STATED GOAL: Go through the data below and gather each line containing "places".

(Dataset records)

++++++++++++++++++++

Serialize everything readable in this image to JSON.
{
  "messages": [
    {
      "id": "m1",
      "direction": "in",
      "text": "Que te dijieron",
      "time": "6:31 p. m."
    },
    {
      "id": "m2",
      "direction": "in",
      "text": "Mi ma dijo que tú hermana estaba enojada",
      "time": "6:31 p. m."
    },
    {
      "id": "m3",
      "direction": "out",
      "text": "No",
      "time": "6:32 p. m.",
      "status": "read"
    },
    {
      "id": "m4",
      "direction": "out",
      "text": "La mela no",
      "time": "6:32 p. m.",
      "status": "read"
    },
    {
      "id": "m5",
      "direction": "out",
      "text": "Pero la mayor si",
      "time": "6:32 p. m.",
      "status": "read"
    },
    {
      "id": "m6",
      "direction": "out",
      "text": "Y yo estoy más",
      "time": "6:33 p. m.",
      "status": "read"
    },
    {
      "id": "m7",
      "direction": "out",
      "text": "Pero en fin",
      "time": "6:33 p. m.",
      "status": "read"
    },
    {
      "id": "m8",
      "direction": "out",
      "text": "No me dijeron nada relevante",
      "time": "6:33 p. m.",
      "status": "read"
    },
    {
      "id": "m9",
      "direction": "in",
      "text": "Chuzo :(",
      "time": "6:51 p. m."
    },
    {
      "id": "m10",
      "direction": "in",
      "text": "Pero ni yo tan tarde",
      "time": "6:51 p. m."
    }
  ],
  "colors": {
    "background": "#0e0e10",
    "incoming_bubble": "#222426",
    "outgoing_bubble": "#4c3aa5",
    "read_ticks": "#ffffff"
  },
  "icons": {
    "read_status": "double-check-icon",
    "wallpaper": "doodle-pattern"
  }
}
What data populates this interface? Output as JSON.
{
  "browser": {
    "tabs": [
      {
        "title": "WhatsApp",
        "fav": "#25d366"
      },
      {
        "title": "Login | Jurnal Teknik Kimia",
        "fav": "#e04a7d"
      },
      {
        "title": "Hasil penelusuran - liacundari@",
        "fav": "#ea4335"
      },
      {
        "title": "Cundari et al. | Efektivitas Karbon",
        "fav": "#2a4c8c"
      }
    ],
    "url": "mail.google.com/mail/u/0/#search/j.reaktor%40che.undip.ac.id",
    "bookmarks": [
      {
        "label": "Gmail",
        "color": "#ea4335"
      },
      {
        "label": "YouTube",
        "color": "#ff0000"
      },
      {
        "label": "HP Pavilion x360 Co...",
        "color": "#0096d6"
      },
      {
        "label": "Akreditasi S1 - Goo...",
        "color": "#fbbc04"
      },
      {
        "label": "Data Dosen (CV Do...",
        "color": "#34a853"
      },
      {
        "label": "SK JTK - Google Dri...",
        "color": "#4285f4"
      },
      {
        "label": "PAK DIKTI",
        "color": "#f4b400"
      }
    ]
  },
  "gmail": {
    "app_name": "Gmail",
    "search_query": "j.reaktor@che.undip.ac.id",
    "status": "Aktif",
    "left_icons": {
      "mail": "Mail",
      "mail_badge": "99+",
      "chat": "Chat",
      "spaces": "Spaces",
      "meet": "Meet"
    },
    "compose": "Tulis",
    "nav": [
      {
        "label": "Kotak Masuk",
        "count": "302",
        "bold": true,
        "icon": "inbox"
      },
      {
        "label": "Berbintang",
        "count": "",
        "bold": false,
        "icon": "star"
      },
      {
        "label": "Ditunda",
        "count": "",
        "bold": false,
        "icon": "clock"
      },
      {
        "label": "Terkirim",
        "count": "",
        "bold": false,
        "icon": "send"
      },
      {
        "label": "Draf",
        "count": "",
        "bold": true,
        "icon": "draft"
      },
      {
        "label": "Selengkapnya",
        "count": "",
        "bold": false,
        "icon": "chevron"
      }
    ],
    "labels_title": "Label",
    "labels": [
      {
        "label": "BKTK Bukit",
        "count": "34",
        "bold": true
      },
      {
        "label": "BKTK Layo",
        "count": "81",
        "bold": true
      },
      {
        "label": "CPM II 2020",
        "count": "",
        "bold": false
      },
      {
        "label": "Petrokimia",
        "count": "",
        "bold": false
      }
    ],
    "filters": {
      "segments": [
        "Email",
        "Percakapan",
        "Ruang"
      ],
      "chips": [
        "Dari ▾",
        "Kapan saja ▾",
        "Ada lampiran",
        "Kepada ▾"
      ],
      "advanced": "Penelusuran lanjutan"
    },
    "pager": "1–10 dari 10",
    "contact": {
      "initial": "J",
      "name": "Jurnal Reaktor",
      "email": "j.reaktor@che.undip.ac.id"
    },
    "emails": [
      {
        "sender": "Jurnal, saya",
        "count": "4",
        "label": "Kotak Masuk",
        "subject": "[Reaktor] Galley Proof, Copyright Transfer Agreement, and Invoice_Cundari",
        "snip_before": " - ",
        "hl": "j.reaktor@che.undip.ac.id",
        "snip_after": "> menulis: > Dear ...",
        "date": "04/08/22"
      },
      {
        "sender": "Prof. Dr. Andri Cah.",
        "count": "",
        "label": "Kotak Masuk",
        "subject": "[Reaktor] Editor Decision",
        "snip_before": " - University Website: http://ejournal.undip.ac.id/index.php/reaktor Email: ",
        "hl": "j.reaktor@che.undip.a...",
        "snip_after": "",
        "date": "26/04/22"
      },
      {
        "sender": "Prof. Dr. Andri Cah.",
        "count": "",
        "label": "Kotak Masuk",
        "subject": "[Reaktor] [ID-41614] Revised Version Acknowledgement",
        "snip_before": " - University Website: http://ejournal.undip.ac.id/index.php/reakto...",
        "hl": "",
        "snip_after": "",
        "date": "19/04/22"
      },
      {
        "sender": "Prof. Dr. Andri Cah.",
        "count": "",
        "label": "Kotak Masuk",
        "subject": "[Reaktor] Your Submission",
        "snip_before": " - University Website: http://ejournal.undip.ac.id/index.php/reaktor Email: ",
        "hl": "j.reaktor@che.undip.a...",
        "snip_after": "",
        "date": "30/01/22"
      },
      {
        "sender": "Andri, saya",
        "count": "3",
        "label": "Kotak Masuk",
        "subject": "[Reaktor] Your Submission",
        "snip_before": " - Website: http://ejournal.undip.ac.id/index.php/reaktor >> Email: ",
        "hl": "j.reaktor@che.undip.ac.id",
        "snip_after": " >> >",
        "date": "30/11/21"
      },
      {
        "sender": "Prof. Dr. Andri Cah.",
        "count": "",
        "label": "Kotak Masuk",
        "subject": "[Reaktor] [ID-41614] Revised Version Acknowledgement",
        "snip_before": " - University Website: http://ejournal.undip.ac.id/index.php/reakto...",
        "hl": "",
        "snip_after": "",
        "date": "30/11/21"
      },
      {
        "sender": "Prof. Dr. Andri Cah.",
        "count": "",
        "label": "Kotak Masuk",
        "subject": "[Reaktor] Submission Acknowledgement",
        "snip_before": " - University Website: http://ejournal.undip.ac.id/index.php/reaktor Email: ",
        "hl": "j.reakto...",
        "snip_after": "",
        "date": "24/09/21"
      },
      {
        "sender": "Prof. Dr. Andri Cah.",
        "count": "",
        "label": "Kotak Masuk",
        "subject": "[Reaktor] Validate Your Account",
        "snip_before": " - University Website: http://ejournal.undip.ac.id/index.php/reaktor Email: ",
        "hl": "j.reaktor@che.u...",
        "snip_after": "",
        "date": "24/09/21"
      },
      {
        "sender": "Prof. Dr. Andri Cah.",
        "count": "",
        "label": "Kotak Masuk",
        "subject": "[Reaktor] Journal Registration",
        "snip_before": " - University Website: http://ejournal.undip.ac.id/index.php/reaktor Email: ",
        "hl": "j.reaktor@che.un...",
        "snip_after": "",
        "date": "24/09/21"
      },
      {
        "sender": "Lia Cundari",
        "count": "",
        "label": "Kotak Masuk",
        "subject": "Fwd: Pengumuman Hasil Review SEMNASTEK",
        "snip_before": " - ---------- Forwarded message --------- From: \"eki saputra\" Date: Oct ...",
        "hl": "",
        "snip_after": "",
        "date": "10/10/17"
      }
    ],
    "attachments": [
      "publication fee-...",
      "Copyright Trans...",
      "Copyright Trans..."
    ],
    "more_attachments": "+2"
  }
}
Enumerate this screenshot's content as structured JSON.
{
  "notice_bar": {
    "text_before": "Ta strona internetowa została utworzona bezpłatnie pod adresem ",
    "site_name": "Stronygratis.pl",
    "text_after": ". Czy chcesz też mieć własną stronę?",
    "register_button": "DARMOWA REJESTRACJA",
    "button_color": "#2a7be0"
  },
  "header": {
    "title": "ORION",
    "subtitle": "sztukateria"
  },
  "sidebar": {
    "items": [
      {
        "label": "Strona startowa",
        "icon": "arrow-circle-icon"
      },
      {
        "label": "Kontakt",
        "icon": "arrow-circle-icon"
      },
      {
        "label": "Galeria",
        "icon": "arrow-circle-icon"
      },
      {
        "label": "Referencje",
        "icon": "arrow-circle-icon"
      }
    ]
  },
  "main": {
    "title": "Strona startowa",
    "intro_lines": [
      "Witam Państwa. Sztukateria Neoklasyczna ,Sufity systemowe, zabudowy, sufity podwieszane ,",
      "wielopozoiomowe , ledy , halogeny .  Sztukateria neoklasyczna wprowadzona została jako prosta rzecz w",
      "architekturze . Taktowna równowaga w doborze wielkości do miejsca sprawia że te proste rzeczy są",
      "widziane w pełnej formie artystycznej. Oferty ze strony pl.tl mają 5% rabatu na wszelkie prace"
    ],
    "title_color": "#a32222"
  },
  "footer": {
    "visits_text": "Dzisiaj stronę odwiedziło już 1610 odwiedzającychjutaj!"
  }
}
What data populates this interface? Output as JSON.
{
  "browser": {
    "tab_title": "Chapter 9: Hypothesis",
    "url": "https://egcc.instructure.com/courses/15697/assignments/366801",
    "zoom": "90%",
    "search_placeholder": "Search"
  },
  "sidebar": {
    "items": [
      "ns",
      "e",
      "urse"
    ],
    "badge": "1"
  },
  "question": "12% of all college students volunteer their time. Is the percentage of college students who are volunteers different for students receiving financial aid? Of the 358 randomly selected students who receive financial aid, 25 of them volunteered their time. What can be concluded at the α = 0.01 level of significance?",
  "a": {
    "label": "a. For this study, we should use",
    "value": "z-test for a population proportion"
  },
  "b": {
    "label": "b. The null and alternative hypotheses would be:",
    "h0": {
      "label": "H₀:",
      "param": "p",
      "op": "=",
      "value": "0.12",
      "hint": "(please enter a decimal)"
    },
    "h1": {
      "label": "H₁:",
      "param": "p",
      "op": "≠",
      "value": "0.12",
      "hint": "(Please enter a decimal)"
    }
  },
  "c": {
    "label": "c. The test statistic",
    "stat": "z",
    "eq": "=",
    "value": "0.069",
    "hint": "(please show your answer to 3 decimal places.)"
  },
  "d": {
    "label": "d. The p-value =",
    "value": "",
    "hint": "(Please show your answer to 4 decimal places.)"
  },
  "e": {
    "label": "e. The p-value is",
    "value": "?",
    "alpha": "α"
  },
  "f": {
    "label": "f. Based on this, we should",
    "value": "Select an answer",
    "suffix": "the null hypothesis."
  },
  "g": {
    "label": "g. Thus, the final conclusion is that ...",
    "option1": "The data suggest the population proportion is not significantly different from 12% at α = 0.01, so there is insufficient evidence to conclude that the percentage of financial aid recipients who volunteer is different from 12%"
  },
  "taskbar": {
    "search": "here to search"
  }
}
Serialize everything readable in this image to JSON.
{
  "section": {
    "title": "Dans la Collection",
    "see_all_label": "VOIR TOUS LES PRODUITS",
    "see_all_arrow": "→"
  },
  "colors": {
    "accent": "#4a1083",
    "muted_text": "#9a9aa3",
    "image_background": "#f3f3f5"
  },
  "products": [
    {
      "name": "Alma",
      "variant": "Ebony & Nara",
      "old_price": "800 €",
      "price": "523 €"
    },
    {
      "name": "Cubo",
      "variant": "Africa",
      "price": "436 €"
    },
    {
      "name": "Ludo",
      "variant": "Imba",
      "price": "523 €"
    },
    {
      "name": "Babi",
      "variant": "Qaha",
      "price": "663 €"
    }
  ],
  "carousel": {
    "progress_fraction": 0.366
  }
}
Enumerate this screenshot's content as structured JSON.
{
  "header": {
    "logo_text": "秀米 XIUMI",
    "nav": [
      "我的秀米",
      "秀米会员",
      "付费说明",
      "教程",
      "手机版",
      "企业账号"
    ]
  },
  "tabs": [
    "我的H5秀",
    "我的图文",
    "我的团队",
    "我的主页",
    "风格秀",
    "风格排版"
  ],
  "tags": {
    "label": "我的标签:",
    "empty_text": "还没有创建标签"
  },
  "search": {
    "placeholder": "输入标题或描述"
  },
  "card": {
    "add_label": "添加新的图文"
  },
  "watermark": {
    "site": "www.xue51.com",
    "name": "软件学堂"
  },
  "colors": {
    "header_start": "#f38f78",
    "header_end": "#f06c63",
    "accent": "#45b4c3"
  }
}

++++++++++++++++++++

EXPECTED ANSWER:
    "hint": "(please show your answer to 3 decimal places.)"
    "hint": "(Please show your answer to 4 decimal places.)"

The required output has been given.